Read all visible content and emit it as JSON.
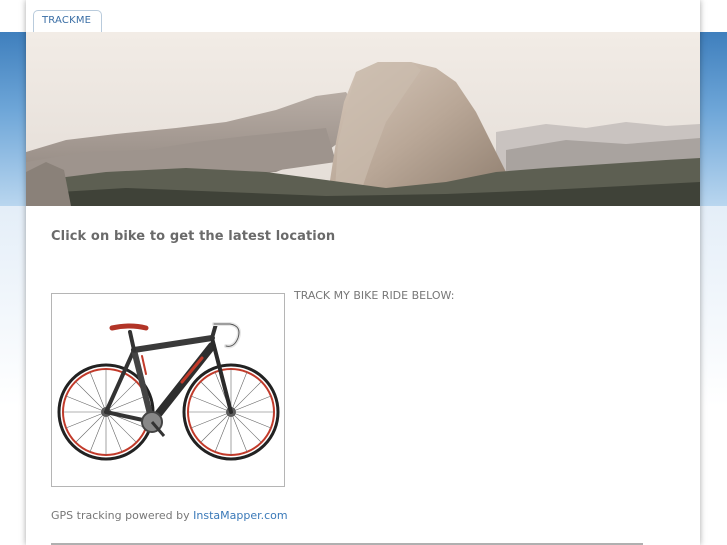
{
  "nav": {
    "tabs": [
      {
        "label": "TRACKME"
      }
    ]
  },
  "main": {
    "heading": "Click on bike to get the latest location",
    "track_label": "TRACK MY BIKE RIDE BELOW:",
    "powered_prefix": "GPS tracking powered by ",
    "powered_link": "InstaMapper.com"
  },
  "colors": {
    "accent": "#3a79b8",
    "band": "#3f7fbd"
  },
  "icons": {
    "bike": "road-bike-image",
    "banner": "half-dome-mountain-banner"
  }
}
····················
[GIVEN REQUEST]:
Extract all the data above exactly, excluding every picture.

[WORKED ANSWER]:
Read all visible content and emit it as JSON.
{
  "nav": {
    "tabs": [
      {
        "label": "TRACKME"
      }
    ]
  },
  "main": {
    "heading": "Click on bike to get the latest location",
    "track_label": "TRACK MY BIKE RIDE BELOW:",
    "powered_prefix": "GPS tracking powered by ",
    "powered_link": "InstaMapper.com"
  },
  "colors": {
    "accent": "#3a79b8",
    "band": "#3f7fbd"
  },
  "icons": {
    "bike": "road-bike-image",
    "banner": "half-dome-mountain-banner"
  }
}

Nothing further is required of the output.